%%

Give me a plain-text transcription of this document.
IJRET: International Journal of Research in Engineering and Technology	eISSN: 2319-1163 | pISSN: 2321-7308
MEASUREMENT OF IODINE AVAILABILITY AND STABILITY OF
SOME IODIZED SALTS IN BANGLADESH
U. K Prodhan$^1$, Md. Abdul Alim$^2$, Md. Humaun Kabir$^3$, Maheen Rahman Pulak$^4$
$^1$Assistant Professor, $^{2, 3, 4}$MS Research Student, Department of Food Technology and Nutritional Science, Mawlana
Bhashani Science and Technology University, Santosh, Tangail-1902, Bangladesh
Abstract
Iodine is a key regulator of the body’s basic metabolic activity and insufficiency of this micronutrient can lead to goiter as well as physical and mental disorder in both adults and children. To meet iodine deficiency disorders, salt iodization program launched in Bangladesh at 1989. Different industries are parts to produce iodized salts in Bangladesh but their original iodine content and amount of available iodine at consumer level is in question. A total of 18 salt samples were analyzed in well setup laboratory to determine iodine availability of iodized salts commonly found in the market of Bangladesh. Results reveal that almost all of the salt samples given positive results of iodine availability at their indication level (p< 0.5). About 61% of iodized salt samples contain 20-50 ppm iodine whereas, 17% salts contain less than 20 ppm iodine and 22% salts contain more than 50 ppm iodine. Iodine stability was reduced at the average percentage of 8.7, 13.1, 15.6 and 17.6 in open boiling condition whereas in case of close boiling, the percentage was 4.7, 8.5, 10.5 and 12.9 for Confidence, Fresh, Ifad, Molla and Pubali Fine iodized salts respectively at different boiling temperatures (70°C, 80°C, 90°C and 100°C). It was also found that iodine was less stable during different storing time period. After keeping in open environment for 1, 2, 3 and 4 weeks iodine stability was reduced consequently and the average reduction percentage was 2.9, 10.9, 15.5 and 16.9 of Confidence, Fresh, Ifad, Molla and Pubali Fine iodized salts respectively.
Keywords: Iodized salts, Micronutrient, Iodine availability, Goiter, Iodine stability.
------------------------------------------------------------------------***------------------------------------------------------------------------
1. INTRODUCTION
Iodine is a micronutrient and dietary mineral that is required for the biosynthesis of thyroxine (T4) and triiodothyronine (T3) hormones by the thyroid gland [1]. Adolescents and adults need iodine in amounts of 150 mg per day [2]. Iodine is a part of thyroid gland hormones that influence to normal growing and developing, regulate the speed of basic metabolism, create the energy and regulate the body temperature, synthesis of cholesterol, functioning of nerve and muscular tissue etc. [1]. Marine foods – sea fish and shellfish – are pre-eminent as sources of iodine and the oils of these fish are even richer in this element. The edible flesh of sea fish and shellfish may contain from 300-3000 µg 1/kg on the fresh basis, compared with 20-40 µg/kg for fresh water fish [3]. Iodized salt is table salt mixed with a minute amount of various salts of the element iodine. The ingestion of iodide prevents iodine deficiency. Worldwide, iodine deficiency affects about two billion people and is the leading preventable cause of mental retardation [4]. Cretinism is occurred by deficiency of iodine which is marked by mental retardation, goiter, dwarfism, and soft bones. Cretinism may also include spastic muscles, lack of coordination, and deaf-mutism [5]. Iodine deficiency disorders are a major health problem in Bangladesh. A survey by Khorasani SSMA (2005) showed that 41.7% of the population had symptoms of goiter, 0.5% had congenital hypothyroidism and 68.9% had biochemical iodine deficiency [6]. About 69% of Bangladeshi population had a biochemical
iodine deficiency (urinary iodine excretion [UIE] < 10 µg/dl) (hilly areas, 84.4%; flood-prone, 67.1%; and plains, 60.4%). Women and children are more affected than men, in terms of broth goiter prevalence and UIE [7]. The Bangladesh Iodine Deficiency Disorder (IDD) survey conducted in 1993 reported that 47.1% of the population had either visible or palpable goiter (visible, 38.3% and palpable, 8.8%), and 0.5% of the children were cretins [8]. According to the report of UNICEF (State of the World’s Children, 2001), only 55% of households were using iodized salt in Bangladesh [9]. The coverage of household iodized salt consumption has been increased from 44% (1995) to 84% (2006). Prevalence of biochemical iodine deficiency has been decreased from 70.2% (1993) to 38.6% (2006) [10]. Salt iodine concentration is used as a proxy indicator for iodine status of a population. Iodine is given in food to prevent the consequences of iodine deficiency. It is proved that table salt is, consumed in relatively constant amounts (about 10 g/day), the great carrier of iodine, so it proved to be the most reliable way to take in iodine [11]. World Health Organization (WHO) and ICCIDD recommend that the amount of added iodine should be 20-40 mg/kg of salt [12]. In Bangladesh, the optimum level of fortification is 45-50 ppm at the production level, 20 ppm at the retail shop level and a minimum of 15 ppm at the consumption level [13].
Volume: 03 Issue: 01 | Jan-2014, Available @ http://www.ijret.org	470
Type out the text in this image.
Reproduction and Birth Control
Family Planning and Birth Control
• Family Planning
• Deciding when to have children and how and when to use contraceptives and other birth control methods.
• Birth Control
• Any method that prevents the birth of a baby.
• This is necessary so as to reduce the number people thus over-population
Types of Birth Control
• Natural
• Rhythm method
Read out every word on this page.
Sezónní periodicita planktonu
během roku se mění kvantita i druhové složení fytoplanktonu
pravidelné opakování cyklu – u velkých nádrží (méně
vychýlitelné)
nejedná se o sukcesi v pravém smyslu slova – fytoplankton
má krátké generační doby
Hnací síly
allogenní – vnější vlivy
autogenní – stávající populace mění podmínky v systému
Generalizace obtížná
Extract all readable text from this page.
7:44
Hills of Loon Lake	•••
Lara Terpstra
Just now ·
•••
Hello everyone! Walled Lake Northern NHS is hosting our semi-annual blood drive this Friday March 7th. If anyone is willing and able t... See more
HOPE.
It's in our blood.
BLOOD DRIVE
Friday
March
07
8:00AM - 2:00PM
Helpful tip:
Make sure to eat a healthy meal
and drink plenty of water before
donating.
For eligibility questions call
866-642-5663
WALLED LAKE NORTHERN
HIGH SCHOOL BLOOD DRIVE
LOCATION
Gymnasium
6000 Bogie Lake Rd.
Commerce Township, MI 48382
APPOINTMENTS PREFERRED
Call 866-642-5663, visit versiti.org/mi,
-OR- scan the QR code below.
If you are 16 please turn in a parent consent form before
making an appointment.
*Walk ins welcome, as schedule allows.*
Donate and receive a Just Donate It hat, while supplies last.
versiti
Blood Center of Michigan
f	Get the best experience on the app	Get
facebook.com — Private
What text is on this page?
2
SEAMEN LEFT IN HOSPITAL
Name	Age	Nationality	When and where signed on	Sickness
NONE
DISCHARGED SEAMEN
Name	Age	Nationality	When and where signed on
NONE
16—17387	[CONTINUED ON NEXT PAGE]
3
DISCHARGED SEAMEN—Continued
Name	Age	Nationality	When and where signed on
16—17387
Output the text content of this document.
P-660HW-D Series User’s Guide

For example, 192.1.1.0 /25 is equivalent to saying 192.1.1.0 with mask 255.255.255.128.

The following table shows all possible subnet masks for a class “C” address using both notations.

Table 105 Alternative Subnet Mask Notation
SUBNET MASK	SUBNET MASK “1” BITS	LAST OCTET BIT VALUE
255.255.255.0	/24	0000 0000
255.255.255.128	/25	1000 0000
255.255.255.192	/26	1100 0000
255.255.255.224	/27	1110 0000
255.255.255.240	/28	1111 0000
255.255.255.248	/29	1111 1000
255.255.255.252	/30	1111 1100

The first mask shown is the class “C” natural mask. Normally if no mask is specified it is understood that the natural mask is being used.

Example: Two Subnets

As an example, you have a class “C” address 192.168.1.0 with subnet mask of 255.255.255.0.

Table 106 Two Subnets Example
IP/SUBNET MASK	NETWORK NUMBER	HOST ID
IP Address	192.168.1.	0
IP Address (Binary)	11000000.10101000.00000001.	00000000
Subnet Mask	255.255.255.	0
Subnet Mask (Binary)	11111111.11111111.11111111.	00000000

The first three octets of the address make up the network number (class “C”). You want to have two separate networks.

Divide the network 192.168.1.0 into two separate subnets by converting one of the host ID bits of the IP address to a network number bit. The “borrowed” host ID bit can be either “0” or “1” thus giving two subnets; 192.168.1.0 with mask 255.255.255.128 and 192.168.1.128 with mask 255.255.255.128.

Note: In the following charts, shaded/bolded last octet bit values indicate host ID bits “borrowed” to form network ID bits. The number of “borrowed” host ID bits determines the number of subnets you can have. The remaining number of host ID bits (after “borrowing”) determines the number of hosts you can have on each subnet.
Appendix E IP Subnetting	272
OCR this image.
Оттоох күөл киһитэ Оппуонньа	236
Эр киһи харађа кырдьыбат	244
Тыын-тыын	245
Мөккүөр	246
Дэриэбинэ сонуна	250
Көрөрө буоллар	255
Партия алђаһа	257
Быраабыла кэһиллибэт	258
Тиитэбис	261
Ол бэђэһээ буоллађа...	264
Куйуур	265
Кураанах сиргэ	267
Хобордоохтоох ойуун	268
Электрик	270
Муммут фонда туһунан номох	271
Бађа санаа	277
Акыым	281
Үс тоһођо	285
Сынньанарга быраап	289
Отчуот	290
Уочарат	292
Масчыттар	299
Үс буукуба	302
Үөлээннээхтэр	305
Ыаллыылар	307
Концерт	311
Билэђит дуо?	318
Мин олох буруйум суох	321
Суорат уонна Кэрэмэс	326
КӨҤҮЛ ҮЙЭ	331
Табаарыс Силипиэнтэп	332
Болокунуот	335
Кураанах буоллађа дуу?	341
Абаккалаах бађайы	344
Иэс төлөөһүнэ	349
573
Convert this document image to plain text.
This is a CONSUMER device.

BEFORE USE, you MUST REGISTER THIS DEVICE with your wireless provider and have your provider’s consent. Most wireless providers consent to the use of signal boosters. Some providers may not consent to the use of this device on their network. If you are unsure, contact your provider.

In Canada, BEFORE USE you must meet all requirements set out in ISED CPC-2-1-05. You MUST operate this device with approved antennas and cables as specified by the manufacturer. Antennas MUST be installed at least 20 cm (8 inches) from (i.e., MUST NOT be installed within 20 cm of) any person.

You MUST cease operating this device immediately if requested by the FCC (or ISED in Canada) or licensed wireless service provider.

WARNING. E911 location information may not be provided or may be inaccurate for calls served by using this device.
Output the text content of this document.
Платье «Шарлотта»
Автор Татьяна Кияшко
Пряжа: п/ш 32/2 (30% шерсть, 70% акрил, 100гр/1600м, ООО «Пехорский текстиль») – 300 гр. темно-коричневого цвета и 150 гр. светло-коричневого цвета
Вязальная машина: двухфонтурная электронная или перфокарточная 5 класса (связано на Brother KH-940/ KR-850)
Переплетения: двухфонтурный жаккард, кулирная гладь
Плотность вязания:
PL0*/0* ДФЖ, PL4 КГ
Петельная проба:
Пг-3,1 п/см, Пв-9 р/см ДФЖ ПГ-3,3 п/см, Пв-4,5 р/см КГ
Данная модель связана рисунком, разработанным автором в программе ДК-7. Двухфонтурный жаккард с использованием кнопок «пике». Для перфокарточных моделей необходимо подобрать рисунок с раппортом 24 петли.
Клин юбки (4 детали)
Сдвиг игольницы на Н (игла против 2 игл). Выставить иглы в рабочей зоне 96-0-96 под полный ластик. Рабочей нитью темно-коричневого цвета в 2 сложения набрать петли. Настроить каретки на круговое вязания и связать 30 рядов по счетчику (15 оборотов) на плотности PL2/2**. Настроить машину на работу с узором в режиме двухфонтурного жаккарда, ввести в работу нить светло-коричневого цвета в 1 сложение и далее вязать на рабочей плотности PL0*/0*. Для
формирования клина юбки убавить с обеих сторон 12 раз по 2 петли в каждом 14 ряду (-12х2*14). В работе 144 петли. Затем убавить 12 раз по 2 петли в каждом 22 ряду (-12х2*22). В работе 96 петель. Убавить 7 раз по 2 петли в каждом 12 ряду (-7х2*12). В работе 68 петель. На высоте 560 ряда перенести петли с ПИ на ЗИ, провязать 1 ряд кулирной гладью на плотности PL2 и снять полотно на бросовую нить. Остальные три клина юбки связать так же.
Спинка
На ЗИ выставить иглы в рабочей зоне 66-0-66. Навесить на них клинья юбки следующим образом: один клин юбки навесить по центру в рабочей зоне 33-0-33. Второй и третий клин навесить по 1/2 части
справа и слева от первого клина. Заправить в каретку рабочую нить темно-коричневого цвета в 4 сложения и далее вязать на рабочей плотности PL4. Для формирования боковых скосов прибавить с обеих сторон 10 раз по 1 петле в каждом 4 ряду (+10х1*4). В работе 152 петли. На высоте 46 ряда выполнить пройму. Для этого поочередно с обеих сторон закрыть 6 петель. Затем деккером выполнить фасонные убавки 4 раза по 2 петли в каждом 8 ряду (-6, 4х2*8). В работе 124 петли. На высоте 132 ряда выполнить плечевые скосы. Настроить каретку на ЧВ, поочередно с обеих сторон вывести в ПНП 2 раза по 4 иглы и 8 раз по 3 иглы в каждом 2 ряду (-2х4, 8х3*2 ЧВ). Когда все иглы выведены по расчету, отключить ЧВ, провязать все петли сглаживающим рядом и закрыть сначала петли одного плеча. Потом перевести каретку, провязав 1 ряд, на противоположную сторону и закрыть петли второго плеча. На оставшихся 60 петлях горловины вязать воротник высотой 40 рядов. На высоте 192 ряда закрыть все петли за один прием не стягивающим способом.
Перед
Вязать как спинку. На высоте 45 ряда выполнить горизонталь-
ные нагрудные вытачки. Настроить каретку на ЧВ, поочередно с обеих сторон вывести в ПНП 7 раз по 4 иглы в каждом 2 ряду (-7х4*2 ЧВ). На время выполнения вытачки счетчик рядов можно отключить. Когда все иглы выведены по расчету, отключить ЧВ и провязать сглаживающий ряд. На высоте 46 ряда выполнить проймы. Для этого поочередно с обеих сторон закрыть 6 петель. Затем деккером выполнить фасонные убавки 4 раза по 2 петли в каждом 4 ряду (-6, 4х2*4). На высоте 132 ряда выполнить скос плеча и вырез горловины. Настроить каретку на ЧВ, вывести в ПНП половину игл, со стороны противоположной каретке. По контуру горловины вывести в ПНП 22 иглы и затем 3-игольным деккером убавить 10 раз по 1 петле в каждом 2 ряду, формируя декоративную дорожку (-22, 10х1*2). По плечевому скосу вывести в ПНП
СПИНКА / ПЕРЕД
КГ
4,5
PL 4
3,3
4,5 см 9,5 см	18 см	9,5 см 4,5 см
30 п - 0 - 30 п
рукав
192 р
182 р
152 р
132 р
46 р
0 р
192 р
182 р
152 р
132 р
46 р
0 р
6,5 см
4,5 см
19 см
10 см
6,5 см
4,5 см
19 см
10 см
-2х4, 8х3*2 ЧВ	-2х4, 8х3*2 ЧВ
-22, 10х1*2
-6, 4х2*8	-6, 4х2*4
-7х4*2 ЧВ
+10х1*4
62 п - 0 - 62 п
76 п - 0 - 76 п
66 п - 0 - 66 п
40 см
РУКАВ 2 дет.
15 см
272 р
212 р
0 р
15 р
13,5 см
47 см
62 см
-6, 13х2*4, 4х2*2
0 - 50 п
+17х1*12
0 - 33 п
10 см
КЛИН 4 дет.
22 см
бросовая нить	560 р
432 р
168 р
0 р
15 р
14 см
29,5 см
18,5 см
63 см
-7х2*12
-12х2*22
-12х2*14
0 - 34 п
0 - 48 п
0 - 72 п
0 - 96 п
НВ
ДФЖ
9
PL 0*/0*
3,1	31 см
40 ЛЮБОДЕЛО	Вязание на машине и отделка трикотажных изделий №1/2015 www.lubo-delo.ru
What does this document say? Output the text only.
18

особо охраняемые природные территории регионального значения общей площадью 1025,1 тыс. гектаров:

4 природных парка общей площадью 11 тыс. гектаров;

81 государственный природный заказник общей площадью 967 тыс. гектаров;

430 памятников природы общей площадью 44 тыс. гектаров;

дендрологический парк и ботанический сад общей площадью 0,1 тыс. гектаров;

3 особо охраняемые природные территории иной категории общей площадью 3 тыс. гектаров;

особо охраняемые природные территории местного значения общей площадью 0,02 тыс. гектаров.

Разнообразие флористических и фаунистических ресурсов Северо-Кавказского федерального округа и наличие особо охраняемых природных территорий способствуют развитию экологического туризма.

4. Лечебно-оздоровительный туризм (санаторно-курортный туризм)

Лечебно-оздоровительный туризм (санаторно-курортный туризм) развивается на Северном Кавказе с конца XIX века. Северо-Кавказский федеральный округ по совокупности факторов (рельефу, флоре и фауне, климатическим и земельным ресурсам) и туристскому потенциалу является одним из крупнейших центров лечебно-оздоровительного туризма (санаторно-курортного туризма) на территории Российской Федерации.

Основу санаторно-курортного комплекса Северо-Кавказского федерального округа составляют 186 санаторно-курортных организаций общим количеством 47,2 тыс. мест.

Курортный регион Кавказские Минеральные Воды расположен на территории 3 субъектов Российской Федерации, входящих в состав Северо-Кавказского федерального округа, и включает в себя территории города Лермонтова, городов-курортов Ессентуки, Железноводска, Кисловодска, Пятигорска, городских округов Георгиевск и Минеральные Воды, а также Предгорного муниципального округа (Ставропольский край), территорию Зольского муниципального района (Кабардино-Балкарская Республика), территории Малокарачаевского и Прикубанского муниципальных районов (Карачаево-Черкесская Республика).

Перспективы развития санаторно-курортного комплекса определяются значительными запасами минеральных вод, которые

%%

What is being asked: From the listing, tally every line with the word "MUST" in it and give only the tally.

Full answer: 3